REQUEST: Every line with the word "Precipitation" in it should be extracted from the data that follows.

==== INPUT FOR THIS TASK ====

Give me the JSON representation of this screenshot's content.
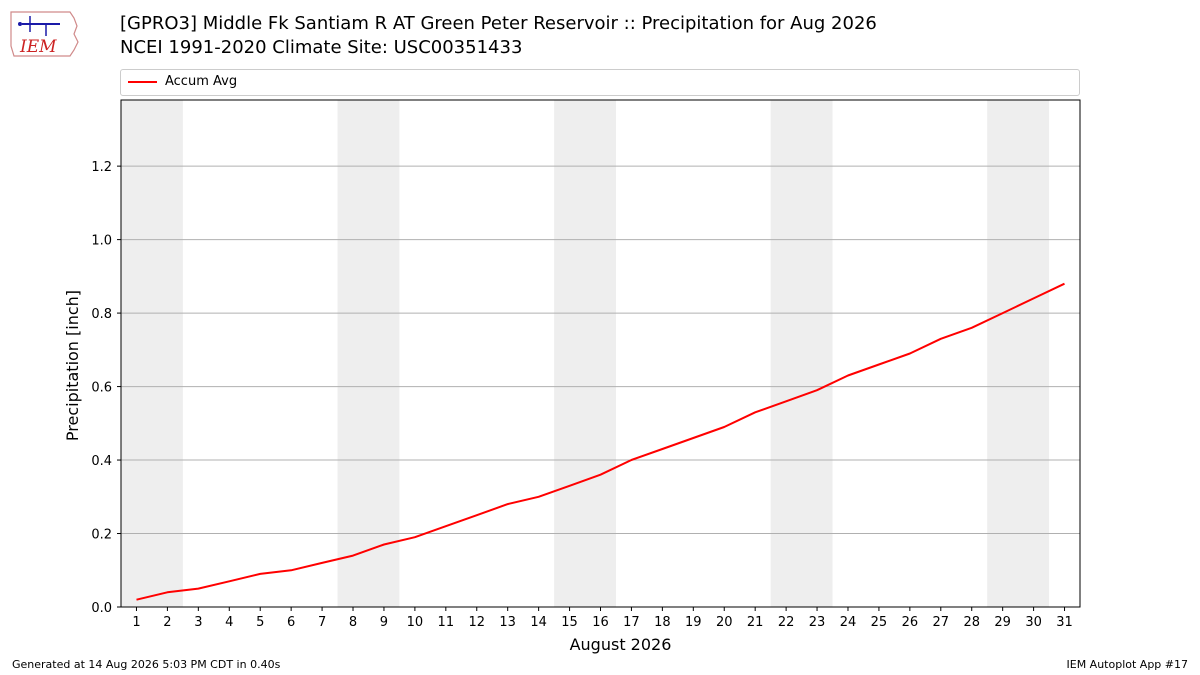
{
  "header": {
    "title_line1": "[GPRO3] Middle Fk Santiam R  AT Green Peter Reservoir :: Precipitation for Aug 2026",
    "title_line2": "NCEI 1991-2020 Climate Site: USC00351433"
  },
  "logo": {
    "text": "IEM"
  },
  "footer": {
    "left": "Generated at 14 Aug 2026 5:03 PM CDT in 0.40s",
    "right": "IEM Autoplot App #17"
  },
  "chart_data": {
    "type": "line",
    "xlabel": "August 2026",
    "ylabel": "Precipitation [inch]",
    "xlim": [
      0.5,
      31.5
    ],
    "ylim": [
      0.0,
      1.38
    ],
    "yticks": [
      0.0,
      0.2,
      0.4,
      0.6,
      0.8,
      1.0,
      1.2
    ],
    "ytick_labels": [
      "0.0",
      "0.2",
      "0.4",
      "0.6",
      "0.8",
      "1.0",
      "1.2"
    ],
    "xticks": [
      1,
      2,
      3,
      4,
      5,
      6,
      7,
      8,
      9,
      10,
      11,
      12,
      13,
      14,
      15,
      16,
      17,
      18,
      19,
      20,
      21,
      22,
      23,
      24,
      25,
      26,
      27,
      28,
      29,
      30,
      31
    ],
    "grid": "horizontal",
    "legend_position": "top",
    "weekend_shading": [
      [
        1,
        2
      ],
      [
        8,
        9
      ],
      [
        15,
        16
      ],
      [
        22,
        23
      ],
      [
        29,
        30
      ]
    ],
    "colors": {
      "series": "#ff0000",
      "shade": "#eeeeee",
      "grid": "#b0b0b0"
    },
    "series": [
      {
        "name": "Accum Avg",
        "x": [
          1,
          2,
          3,
          4,
          5,
          6,
          7,
          8,
          9,
          10,
          11,
          12,
          13,
          14,
          15,
          16,
          17,
          18,
          19,
          20,
          21,
          22,
          23,
          24,
          25,
          26,
          27,
          28,
          29,
          30,
          31
        ],
        "values": [
          0.02,
          0.04,
          0.05,
          0.07,
          0.09,
          0.1,
          0.12,
          0.14,
          0.17,
          0.19,
          0.22,
          0.25,
          0.28,
          0.3,
          0.33,
          0.36,
          0.4,
          0.43,
          0.46,
          0.49,
          0.53,
          0.56,
          0.59,
          0.63,
          0.66,
          0.69,
          0.73,
          0.76,
          0.8,
          0.84,
          0.88
        ]
      }
    ]
  }
}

====

SOLUTION TO THIS TASK:
    "title_line1": "[GPRO3] Middle Fk Santiam R  AT Green Peter Reservoir :: Precipitation for Aug 2026",
    "ylabel": "Precipitation [inch]",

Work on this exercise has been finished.